(Saved entries)
☆ ☆ ☆

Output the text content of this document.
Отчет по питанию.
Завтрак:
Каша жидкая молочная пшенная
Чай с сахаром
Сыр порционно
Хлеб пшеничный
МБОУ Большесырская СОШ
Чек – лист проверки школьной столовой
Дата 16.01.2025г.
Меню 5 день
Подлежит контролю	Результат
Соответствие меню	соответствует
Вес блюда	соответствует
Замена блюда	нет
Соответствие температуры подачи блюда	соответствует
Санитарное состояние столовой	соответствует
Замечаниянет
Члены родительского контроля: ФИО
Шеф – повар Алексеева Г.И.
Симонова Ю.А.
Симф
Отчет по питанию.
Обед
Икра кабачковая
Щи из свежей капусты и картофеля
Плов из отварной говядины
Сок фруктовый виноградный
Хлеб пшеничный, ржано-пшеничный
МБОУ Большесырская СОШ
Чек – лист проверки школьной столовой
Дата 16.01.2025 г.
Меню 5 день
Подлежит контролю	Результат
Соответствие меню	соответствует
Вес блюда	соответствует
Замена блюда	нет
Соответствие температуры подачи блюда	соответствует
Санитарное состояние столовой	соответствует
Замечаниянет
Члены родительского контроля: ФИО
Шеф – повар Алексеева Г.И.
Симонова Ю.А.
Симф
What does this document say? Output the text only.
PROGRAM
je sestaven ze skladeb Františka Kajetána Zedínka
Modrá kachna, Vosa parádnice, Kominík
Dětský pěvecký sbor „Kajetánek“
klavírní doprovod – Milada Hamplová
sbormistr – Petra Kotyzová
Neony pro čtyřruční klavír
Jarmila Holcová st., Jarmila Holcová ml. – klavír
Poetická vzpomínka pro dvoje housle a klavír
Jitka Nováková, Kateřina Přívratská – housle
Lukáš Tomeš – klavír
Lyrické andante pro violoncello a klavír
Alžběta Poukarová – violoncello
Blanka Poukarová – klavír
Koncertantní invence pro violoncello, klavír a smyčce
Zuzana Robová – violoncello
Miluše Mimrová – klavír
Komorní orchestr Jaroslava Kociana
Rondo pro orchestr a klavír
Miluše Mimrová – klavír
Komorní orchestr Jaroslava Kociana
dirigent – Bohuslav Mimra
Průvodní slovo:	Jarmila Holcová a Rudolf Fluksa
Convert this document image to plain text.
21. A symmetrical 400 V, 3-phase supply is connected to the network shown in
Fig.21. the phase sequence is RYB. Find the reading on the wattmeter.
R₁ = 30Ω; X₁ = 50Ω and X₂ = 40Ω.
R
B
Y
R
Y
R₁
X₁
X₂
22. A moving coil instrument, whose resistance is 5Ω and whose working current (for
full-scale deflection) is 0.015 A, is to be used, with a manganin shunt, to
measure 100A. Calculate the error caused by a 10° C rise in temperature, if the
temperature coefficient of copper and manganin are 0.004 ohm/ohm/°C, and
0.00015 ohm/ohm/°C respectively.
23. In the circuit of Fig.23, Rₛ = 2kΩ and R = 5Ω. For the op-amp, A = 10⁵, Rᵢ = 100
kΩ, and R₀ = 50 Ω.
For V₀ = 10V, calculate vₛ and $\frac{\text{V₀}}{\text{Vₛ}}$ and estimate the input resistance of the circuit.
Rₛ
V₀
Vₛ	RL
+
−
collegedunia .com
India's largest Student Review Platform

☆ ☆ ☆

**Aim of the task**
Pick out all the lines with the word "violoncello" in them and copy them.

**Written reply**
Lyrické andante pro violoncello a klavír
Alžběta Poukarová – violoncello
Koncertantní invence pro violoncello, klavír a smyčce
Zuzana Robová – violoncello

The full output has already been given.